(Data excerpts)
::::::::::
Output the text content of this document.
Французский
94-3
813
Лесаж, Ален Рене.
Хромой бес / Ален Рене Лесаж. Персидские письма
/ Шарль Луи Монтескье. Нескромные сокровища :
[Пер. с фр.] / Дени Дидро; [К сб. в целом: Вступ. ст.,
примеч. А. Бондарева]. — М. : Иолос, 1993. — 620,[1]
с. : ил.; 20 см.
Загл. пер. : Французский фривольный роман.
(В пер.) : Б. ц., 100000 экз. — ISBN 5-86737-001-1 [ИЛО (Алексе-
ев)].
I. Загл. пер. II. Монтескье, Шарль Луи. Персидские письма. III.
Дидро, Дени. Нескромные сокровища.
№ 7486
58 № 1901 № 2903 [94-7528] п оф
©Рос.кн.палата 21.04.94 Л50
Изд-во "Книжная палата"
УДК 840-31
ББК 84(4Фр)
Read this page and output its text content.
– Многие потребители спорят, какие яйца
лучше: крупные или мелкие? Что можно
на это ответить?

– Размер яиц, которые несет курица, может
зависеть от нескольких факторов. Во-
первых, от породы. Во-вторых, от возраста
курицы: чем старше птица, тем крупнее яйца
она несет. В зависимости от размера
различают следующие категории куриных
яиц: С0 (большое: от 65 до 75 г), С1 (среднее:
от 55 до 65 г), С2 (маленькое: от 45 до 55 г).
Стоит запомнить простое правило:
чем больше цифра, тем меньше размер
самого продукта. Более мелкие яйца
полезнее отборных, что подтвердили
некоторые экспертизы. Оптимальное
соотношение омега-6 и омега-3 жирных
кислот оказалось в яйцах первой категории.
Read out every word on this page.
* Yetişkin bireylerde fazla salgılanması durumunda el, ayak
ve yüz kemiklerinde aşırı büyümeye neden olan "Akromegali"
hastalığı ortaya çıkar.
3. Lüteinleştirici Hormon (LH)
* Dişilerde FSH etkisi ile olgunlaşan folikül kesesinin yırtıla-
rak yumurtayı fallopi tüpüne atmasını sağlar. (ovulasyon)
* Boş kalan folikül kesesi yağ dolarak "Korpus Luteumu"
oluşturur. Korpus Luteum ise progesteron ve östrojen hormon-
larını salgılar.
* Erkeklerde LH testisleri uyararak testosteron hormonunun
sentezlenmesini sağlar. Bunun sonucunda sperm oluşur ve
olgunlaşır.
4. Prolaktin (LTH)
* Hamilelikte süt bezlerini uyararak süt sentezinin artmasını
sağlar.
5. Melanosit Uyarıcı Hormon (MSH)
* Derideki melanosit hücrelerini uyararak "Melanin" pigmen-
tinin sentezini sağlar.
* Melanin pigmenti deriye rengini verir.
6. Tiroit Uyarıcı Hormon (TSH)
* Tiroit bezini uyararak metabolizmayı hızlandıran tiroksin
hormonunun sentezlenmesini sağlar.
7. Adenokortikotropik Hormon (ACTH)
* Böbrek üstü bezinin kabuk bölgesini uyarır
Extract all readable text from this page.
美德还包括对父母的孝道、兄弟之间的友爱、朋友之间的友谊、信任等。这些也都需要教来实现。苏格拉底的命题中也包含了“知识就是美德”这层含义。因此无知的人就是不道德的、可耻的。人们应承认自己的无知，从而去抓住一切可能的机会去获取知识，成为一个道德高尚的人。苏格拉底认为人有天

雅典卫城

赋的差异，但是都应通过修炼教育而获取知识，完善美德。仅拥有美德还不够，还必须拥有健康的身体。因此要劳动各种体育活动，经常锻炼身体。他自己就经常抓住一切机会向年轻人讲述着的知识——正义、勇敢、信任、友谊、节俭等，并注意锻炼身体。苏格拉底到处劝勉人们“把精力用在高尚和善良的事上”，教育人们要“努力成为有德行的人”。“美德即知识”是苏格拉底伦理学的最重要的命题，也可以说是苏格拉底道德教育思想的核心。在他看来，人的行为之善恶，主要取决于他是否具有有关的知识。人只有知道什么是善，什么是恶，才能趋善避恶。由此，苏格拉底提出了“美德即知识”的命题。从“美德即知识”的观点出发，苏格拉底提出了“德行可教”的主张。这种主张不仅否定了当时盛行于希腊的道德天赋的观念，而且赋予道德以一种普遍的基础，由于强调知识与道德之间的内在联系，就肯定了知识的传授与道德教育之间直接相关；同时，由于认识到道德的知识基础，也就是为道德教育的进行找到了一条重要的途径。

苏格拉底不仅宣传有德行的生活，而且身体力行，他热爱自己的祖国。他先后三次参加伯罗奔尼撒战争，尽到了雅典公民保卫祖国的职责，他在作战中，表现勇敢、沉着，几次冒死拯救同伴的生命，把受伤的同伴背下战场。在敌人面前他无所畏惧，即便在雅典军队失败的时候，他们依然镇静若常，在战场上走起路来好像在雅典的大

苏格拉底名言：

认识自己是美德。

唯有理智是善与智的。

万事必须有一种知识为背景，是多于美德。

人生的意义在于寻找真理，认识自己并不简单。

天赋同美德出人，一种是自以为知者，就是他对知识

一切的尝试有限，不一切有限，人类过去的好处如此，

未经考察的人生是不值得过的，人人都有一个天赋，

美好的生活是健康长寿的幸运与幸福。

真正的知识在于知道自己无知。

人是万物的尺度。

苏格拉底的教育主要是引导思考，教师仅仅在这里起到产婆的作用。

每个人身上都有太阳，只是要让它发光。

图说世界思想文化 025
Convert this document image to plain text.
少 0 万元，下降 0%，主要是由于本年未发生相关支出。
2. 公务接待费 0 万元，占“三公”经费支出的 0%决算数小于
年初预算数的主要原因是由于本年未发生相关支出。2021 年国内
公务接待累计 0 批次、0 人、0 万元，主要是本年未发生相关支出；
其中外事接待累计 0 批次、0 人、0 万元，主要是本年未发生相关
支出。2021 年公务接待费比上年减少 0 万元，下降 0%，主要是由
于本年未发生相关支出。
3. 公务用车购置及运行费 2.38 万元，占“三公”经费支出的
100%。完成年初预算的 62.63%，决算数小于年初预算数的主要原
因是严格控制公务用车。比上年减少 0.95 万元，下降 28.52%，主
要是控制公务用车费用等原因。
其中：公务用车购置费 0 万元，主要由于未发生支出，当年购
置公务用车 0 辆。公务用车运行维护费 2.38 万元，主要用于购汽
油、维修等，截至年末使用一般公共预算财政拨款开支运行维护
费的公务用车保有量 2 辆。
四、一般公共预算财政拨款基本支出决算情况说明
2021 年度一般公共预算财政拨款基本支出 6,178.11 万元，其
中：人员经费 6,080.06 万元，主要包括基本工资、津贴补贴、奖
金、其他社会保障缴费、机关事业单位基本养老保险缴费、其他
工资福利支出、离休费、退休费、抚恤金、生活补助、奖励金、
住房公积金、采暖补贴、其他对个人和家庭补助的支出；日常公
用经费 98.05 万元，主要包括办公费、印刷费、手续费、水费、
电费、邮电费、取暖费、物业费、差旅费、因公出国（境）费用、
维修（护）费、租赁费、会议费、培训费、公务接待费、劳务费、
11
::::::::::
Go through the listing above and restate it word for word.

• [Completed exercise]
Output the text content of this document.
Французский
94-3
813
Лесаж, Ален Рене.
Хромой бес / Ален Рене Лесаж. Персидские письма
/ Шарль Луи Монтескье. Нескромные сокровища :
[Пер. с фр.] / Дени Дидро; [К сб. в целом: Вступ. ст.,
примеч. А. Бондарева]. — М. : Иолос, 1993. — 620,[1]
с. : ил.; 20 см.
Загл. пер. : Французский фривольный роман.
(В пер.) : Б. ц., 100000 экз. — ISBN 5-86737-001-1 [ИЛО (Алексе-
ев)].
I. Загл. пер. II. Монтескье, Шарль Луи. Персидские письма. III.
Дидро, Дени. Нескромные сокровища.
№ 7486
58 № 1901 № 2903 [94-7528] п оф
©Рос.кн.палата 21.04.94 Л50
Изд-во "Книжная палата"
УДК 840-31
ББК 84(4Фр)
Read this page and output its text content.
– Многие потребители спорят, какие яйца
лучше: крупные или мелкие? Что можно
на это ответить?

– Размер яиц, которые несет курица, может
зависеть от нескольких факторов. Во-
первых, от породы. Во-вторых, от возраста
курицы: чем старше птица, тем крупнее яйца
она несет. В зависимости от размера
различают следующие категории куриных
яиц: С0 (большое: от 65 до 75 г), С1 (среднее:
от 55 до 65 г), С2 (маленькое: от 45 до 55 г).
Стоит запомнить простое правило:
чем больше цифра, тем меньше размер
самого продукта. Более мелкие яйца
полезнее отборных, что подтвердили
некоторые экспертизы. Оптимальное
соотношение омега-6 и омега-3 жирных
кислот оказалось в яйцах первой категории.
Read out every word on this page.
* Yetişkin bireylerde fazla salgılanması durumunda el, ayak
ve yüz kemiklerinde aşırı büyümeye neden olan "Akromegali"
hastalığı ortaya çıkar.
3. Lüteinleştirici Hormon (LH)
* Dişilerde FSH etkisi ile olgunlaşan folikül kesesinin yırtıla-
rak yumurtayı fallopi tüpüne atmasını sağlar. (ovulasyon)
* Boş kalan folikül kesesi yağ dolarak "Korpus Luteumu"
oluşturur. Korpus Luteum ise progesteron ve östrojen hormon-
larını salgılar.
* Erkeklerde LH testisleri uyararak testosteron hormonunun
sentezlenmesini sağlar. Bunun sonucunda sperm oluşur ve
olgunlaşır.
4. Prolaktin (LTH)
* Hamilelikte süt bezlerini uyararak süt sentezinin artmasını
sağlar.
5. Melanosit Uyarıcı Hormon (MSH)
* Derideki melanosit hücrelerini uyararak "Melanin" pigmen-
tinin sentezini sağlar.
* Melanin pigmenti deriye rengini verir.
6. Tiroit Uyarıcı Hormon (TSH)
* Tiroit bezini uyararak metabolizmayı hızlandıran tiroksin
hormonunun sentezlenmesini sağlar.
7. Adenokortikotropik Hormon (ACTH)
* Böbrek üstü bezinin kabuk bölgesini uyarır
Extract all readable text from this page.
美德还包括对父母的孝道、兄弟之间的友爱、朋友之间的友谊、信任等。这些也都需要教来实现。苏格拉底的命题中也包含了“知识就是美德”这层含义。因此无知的人就是不道德的、可耻的。人们应承认自己的无知，从而去抓住一切可能的机会去获取知识，成为一个道德高尚的人。苏格拉底认为人有天

雅典卫城

赋的差异，但是都应通过修炼教育而获取知识，完善美德。仅拥有美德还不够，还必须拥有健康的身体。因此要劳动各种体育活动，经常锻炼身体。他自己就经常抓住一切机会向年轻人讲述着的知识——正义、勇敢、信任、友谊、节俭等，并注意锻炼身体。苏格拉底到处劝勉人们“把精力用在高尚和善良的事上”，教育人们要“努力成为有德行的人”。“美德即知识”是苏格拉底伦理学的最重要的命题，也可以说是苏格拉底道德教育思想的核心。在他看来，人的行为之善恶，主要取决于他是否具有有关的知识。人只有知道什么是善，什么是恶，才能趋善避恶。由此，苏格拉底提出了“美德即知识”的命题。从“美德即知识”的观点出发，苏格拉底提出了“德行可教”的主张。这种主张不仅否定了当时盛行于希腊的道德天赋的观念，而且赋予道德以一种普遍的基础，由于强调知识与道德之间的内在联系，就肯定了知识的传授与道德教育之间直接相关；同时，由于认识到道德的知识基础，也就是为道德教育的进行找到了一条重要的途径。

苏格拉底不仅宣传有德行的生活，而且身体力行，他热爱自己的祖国。他先后三次参加伯罗奔尼撒战争，尽到了雅典公民保卫祖国的职责，他在作战中，表现勇敢、沉着，几次冒死拯救同伴的生命，把受伤的同伴背下战场。在敌人面前他无所畏惧，即便在雅典军队失败的时候，他们依然镇静若常，在战场上走起路来好像在雅典的大

苏格拉底名言：

认识自己是美德。

唯有理智是善与智的。

万事必须有一种知识为背景，是多于美德。

人生的意义在于寻找真理，认识自己并不简单。

天赋同美德出人，一种是自以为知者，就是他对知识

一切的尝试有限，不一切有限，人类过去的好处如此，

未经考察的人生是不值得过的，人人都有一个天赋，

美好的生活是健康长寿的幸运与幸福。

真正的知识在于知道自己无知。

人是万物的尺度。

苏格拉底的教育主要是引导思考，教师仅仅在这里起到产婆的作用。

每个人身上都有太阳，只是要让它发光。

图说世界思想文化 025
Convert this document image to plain text.
少 0 万元，下降 0%，主要是由于本年未发生相关支出。
2. 公务接待费 0 万元，占“三公”经费支出的 0%决算数小于
年初预算数的主要原因是由于本年未发生相关支出。2021 年国内
公务接待累计 0 批次、0 人、0 万元，主要是本年未发生相关支出；
其中外事接待累计 0 批次、0 人、0 万元，主要是本年未发生相关
支出。2021 年公务接待费比上年减少 0 万元，下降 0%，主要是由
于本年未发生相关支出。
3. 公务用车购置及运行费 2.38 万元，占“三公”经费支出的
100%。完成年初预算的 62.63%，决算数小于年初预算数的主要原
因是严格控制公务用车。比上年减少 0.95 万元，下降 28.52%，主
要是控制公务用车费用等原因。
其中：公务用车购置费 0 万元，主要由于未发生支出，当年购
置公务用车 0 辆。公务用车运行维护费 2.38 万元，主要用于购汽
油、维修等，截至年末使用一般公共预算财政拨款开支运行维护
费的公务用车保有量 2 辆。
四、一般公共预算财政拨款基本支出决算情况说明
2021 年度一般公共预算财政拨款基本支出 6,178.11 万元，其
中：人员经费 6,080.06 万元，主要包括基本工资、津贴补贴、奖
金、其他社会保障缴费、机关事业单位基本养老保险缴费、其他
工资福利支出、离休费、退休费、抚恤金、生活补助、奖励金、
住房公积金、采暖补贴、其他对个人和家庭补助的支出；日常公
用经费 98.05 万元，主要包括办公费、印刷费、手续费、水费、
电费、邮电费、取暖费、物业费、差旅费、因公出国（境）费用、
维修（护）费、租赁费、会议费、培训费、公务接待费、劳务费、
11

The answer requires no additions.